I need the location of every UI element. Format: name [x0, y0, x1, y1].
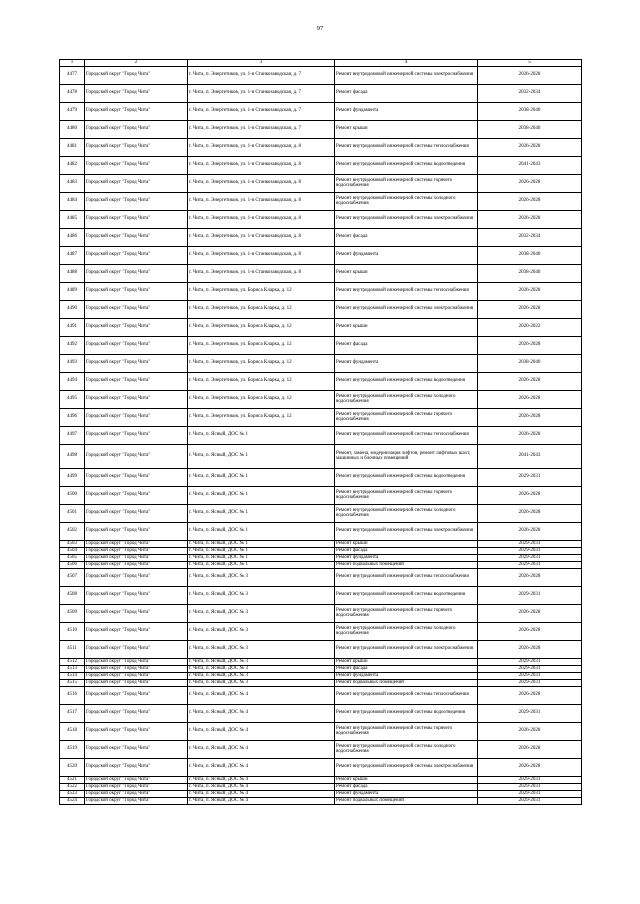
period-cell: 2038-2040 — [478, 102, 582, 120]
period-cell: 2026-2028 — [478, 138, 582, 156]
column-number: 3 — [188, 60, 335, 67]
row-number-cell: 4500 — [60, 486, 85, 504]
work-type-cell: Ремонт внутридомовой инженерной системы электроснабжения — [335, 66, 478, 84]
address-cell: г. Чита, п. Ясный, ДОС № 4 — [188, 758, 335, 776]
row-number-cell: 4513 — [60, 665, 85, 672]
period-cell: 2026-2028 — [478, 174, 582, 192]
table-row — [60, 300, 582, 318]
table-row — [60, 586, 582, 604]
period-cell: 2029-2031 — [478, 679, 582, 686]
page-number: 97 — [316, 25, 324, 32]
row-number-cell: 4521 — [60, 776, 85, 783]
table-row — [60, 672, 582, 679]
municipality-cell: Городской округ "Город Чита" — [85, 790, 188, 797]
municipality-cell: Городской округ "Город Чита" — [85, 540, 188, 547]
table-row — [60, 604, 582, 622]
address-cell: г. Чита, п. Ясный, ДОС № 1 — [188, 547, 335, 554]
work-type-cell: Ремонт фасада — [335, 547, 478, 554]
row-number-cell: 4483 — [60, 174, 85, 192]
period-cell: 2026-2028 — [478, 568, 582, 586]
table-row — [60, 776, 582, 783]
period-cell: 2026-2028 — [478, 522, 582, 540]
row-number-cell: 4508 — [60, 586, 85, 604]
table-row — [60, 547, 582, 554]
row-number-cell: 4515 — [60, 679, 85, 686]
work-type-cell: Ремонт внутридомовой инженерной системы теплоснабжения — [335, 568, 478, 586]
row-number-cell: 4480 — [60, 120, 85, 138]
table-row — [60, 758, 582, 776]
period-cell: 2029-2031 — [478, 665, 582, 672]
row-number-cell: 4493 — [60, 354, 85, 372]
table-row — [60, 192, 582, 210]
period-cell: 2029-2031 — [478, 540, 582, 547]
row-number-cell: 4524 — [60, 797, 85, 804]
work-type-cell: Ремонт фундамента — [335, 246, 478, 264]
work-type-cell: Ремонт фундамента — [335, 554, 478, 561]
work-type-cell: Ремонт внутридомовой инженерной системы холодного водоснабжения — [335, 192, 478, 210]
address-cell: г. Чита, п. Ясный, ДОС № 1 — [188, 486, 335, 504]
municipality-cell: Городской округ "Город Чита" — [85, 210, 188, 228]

(Direction)
Please return, unchanged, the lines of the material from the line with "period-cell: 2038-2040 — [478, 102, 582, 120]" up to and including the line with "486, 335, 504]".

(Result of this task)
period-cell: 2038-2040 — [478, 102, 582, 120]
period-cell: 2026-2028 — [478, 138, 582, 156]
column-number: 3 — [188, 60, 335, 67]
row-number-cell: 4500 — [60, 486, 85, 504]
work-type-cell: Ремонт внутридомовой инженерной системы электроснабжения — [335, 66, 478, 84]
address-cell: г. Чита, п. Ясный, ДОС № 4 — [188, 758, 335, 776]
row-number-cell: 4513 — [60, 665, 85, 672]
period-cell: 2026-2028 — [478, 174, 582, 192]
table-row — [60, 300, 582, 318]
table-row — [60, 586, 582, 604]
period-cell: 2029-2031 — [478, 679, 582, 686]
page-number: 97 — [316, 25, 324, 32]
row-number-cell: 4521 — [60, 776, 85, 783]
table-row — [60, 672, 582, 679]
municipality-cell: Городской округ "Город Чита" — [85, 790, 188, 797]
municipality-cell: Городской округ "Город Чита" — [85, 540, 188, 547]
table-row — [60, 604, 582, 622]
address-cell: г. Чита, п. Ясный, ДОС № 1 — [188, 547, 335, 554]
work-type-cell: Ремонт фасада — [335, 547, 478, 554]
row-number-cell: 4483 — [60, 174, 85, 192]
period-cell: 2026-2028 — [478, 568, 582, 586]
table-row — [60, 776, 582, 783]
period-cell: 2026-2028 — [478, 522, 582, 540]
row-number-cell: 4508 — [60, 586, 85, 604]
table-row — [60, 547, 582, 554]
row-number-cell: 4515 — [60, 679, 85, 686]
work-type-cell: Ремонт внутридомовой инженерной системы теплоснабжения — [335, 568, 478, 586]
row-number-cell: 4480 — [60, 120, 85, 138]
table-row — [60, 758, 582, 776]
period-cell: 2029-2031 — [478, 665, 582, 672]
row-number-cell: 4493 — [60, 354, 85, 372]
table-row — [60, 192, 582, 210]
period-cell: 2029-2031 — [478, 540, 582, 547]
row-number-cell: 4524 — [60, 797, 85, 804]
work-type-cell: Ремонт фундамента — [335, 246, 478, 264]
work-type-cell: Ремонт фундамента — [335, 554, 478, 561]
work-type-cell: Ремонт внутридомовой инженерной системы холодного водоснабжения — [335, 192, 478, 210]
address-cell: г. Чита, п. Ясный, ДОС № 1 — [188, 486, 335, 504]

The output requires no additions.